Retype the data that follows line by line, exactly, and leave its pictures out.

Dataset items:
________________________

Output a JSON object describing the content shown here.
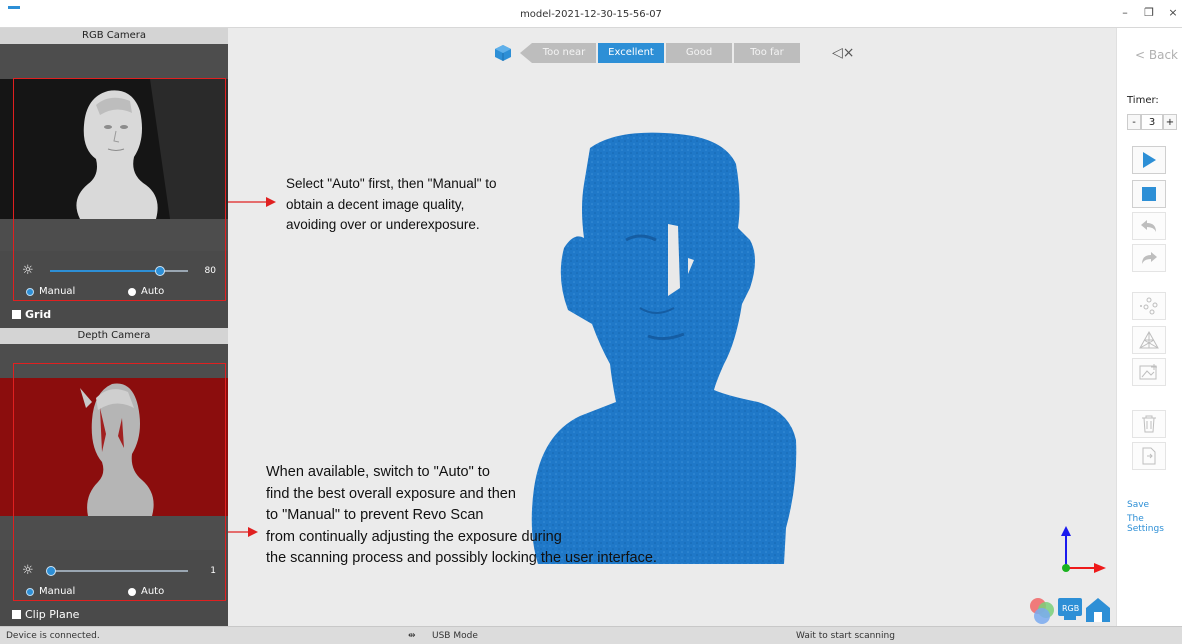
{
  "window": {
    "title": "model-2021-12-30-15-56-07",
    "minimize": "–",
    "maximize": "❐",
    "close": "×"
  },
  "left_panel": {
    "rgb_camera": {
      "header": "RGB Camera",
      "exposure_value": "80",
      "exposure_level": 0.8,
      "mode_manual": "Manual",
      "mode_auto": "Auto",
      "selected_mode": "Manual",
      "grid_label": "Grid"
    },
    "depth_camera": {
      "header": "Depth Camera",
      "exposure_value": "1",
      "exposure_level": 0.01,
      "mode_manual": "Manual",
      "mode_auto": "Auto",
      "selected_mode": "Manual",
      "clip_plane_label": "Clip Plane"
    }
  },
  "quality_bar": {
    "segments": [
      "Too near",
      "Excellent",
      "Good",
      "Too far"
    ],
    "active": "Excellent"
  },
  "annotations": {
    "rgb": [
      "Select \"Auto\" first, then \"Manual\" to",
      "obtain a decent image quality,",
      "avoiding over or underexposure."
    ],
    "depth": [
      "When available, switch to \"Auto\" to",
      "find the best overall exposure and then",
      "to \"Manual\" to prevent  Revo Scan",
      "from continually adjusting the exposure during",
      "the scanning process and possibly locking the user interface."
    ]
  },
  "right_panel": {
    "back_label": "< Back",
    "timer_label": "Timer:",
    "timer_minus": "-",
    "timer_value": "3",
    "timer_plus": "+",
    "save_line1": "Save",
    "save_line2": "The Settings"
  },
  "status_bar": {
    "device": "Device is connected.",
    "usb": "USB Mode",
    "scan": "Wait to start scanning"
  },
  "colors": {
    "accent": "#2d8fd6",
    "scan_model": "#1f78c8",
    "annotation_box": "#e02020",
    "depth_background": "#8b0d0d"
  },
  "icons": [
    "cube-icon",
    "mute-icon",
    "play-icon",
    "stop-icon",
    "undo-icon",
    "redo-icon",
    "point-cloud-icon",
    "mesh-icon",
    "texture-icon",
    "trash-icon",
    "export-icon",
    "usb-icon",
    "color-icon",
    "rgb-icon",
    "home-icon"
  ]
}
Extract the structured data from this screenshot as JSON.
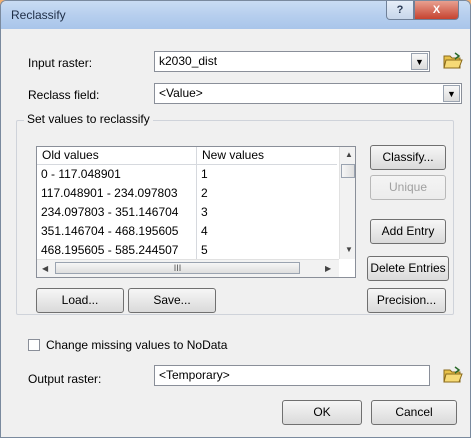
{
  "window": {
    "title": "Reclassify",
    "help_label": "?",
    "close_label": "X"
  },
  "input_raster": {
    "label": "Input raster:",
    "value": "k2030_dist"
  },
  "reclass_field": {
    "label": "Reclass field:",
    "value": "<Value>"
  },
  "group": {
    "title": "Set values to reclassify"
  },
  "table": {
    "headers": [
      "Old values",
      "New values"
    ],
    "rows": [
      {
        "old": "0 - 117.048901",
        "new": "1"
      },
      {
        "old": "117.048901 - 234.097803",
        "new": "2"
      },
      {
        "old": "234.097803 - 351.146704",
        "new": "3"
      },
      {
        "old": "351.146704 - 468.195605",
        "new": "4"
      },
      {
        "old": "468.195605 - 585.244507",
        "new": "5"
      }
    ],
    "scroll_grip": "III"
  },
  "buttons": {
    "classify": "Classify...",
    "unique": "Unique",
    "add_entry": "Add Entry",
    "delete_entries": "Delete Entries",
    "load": "Load...",
    "save": "Save...",
    "precision": "Precision...",
    "ok": "OK",
    "cancel": "Cancel"
  },
  "nodata_checkbox": {
    "label": "Change missing values to NoData",
    "checked": false
  },
  "output_raster": {
    "label": "Output raster:",
    "value": "<Temporary>"
  },
  "icons": [
    "help-icon",
    "close-icon",
    "dropdown-arrow-icon",
    "open-folder-icon",
    "scroll-up-icon",
    "scroll-down-icon",
    "scroll-left-icon",
    "scroll-right-icon"
  ]
}
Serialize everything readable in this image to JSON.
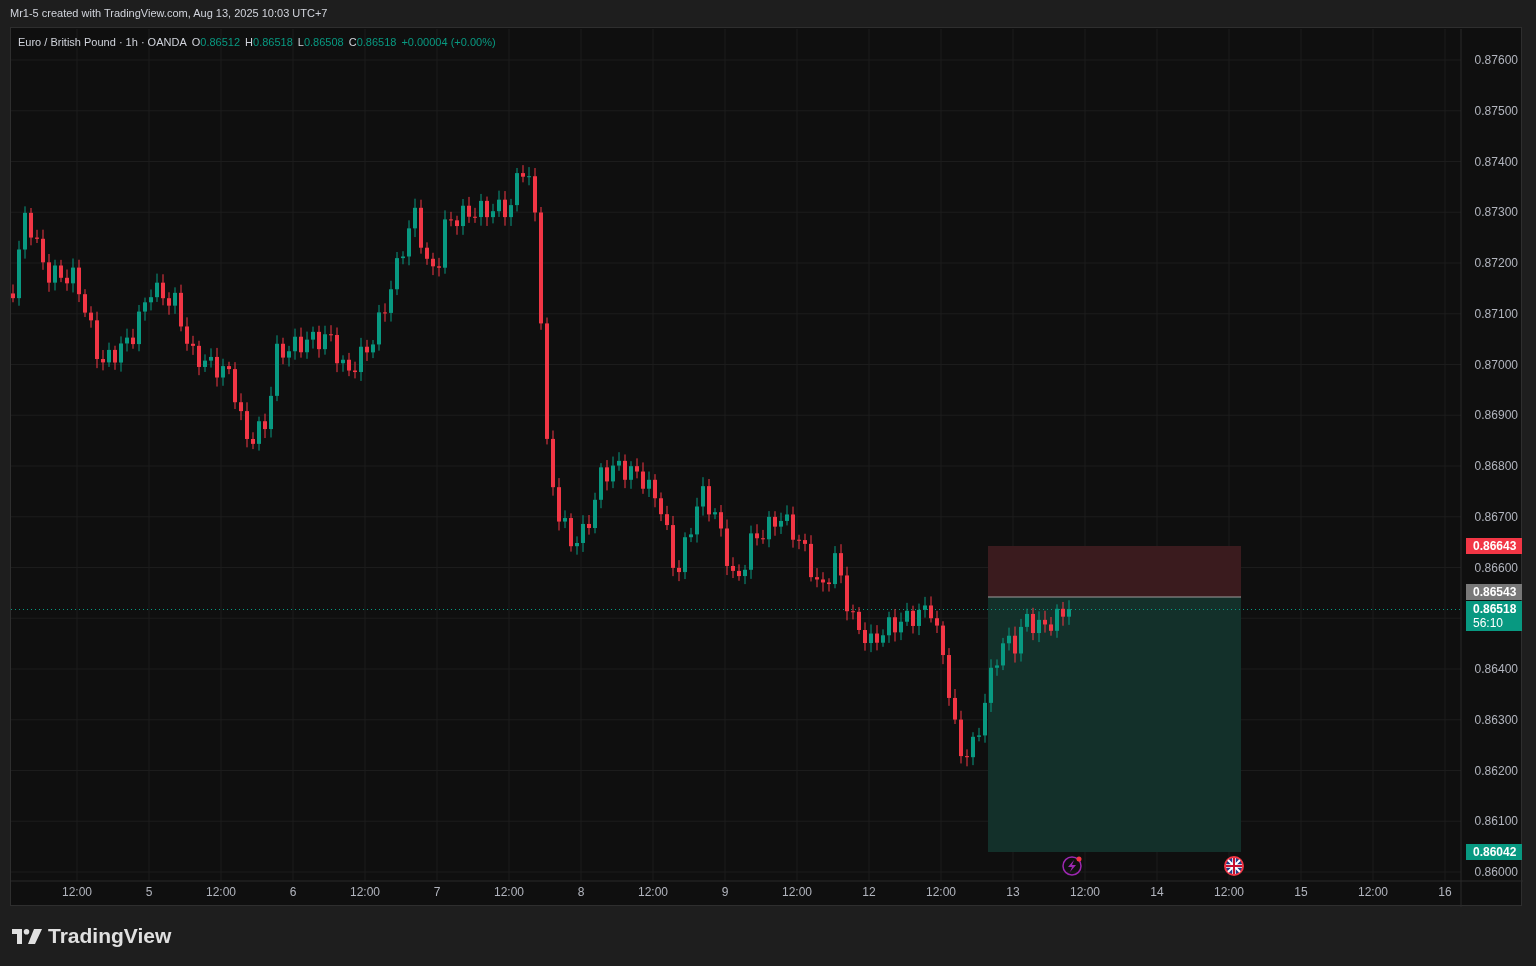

________________________

# ANSWER TO THE TASK
Output a JSON object describing the content shown here.
{
  "window": {
    "title": "model-2021-12-30-15-56-07",
    "minimize": "–",
    "maximize": "❐",
    "close": "×"
  },
  "left_panel": {
    "rgb_camera": {
      "header": "RGB Camera",
      "exposure_value": "80",
      "exposure_level": 0.8,
      "mode_manual": "Manual",
      "mode_auto": "Auto",
      "selected_mode": "Manual",
      "grid_label": "Grid"
    },
    "depth_camera": {
      "header": "Depth Camera",
      "exposure_value": "1",
      "exposure_level": 0.01,
      "mode_manual": "Manual",
      "mode_auto": "Auto",
      "selected_mode": "Manual",
      "clip_plane_label": "Clip Plane"
    }
  },
  "quality_bar": {
    "segments": [
      "Too near",
      "Excellent",
      "Good",
      "Too far"
    ],
    "active": "Excellent"
  },
  "annotations": {
    "rgb": [
      "Select \"Auto\" first, then \"Manual\" to",
      "obtain a decent image quality,",
      "avoiding over or underexposure."
    ],
    "depth": [
      "When available, switch to \"Auto\" to",
      "find the best overall exposure and then",
      "to \"Manual\" to prevent  Revo Scan",
      "from continually adjusting the exposure during",
      "the scanning process and possibly locking the user interface."
    ]
  },
  "right_panel": {
    "back_label": "< Back",
    "timer_label": "Timer:",
    "timer_minus": "-",
    "timer_value": "3",
    "timer_plus": "+",
    "save_line1": "Save",
    "save_line2": "The Settings"
  },
  "status_bar": {
    "device": "Device is connected.",
    "usb": "USB Mode",
    "scan": "Wait to start scanning"
  },
  "colors": {
    "accent": "#2d8fd6",
    "scan_model": "#1f78c8",
    "annotation_box": "#e02020",
    "depth_background": "#8b0d0d"
  },
  "icons": [
    "cube-icon",
    "mute-icon",
    "play-icon",
    "stop-icon",
    "undo-icon",
    "redo-icon",
    "point-cloud-icon",
    "mesh-icon",
    "texture-icon",
    "trash-icon",
    "export-icon",
    "usb-icon",
    "color-icon",
    "rgb-icon",
    "home-icon"
  ]
}
Extract the structured data from this screenshot as JSON.
{
  "window": {
    "title": "Reclassify",
    "help_label": "?",
    "close_label": "X"
  },
  "input_raster": {
    "label": "Input raster:",
    "value": "k2030_dist"
  },
  "reclass_field": {
    "label": "Reclass field:",
    "value": "<Value>"
  },
  "group": {
    "title": "Set values to reclassify"
  },
  "table": {
    "headers": [
      "Old values",
      "New values"
    ],
    "rows": [
      {
        "old": "0 - 117.048901",
        "new": "1"
      },
      {
        "old": "117.048901 - 234.097803",
        "new": "2"
      },
      {
        "old": "234.097803 - 351.146704",
        "new": "3"
      },
      {
        "old": "351.146704 - 468.195605",
        "new": "4"
      },
      {
        "old": "468.195605 - 585.244507",
        "new": "5"
      }
    ],
    "scroll_grip": "III"
  },
  "buttons": {
    "classify": "Classify...",
    "unique": "Unique",
    "add_entry": "Add Entry",
    "delete_entries": "Delete Entries",
    "load": "Load...",
    "save": "Save...",
    "precision": "Precision...",
    "ok": "OK",
    "cancel": "Cancel"
  },
  "nodata_checkbox": {
    "label": "Change missing values to NoData",
    "checked": false
  },
  "output_raster": {
    "label": "Output raster:",
    "value": "<Temporary>"
  },
  "icons": [
    "help-icon",
    "close-icon",
    "dropdown-arrow-icon",
    "open-folder-icon",
    "scroll-up-icon",
    "scroll-down-icon",
    "scroll-left-icon",
    "scroll-right-icon"
  ]
}
Serialize everything readable in this image to JSON.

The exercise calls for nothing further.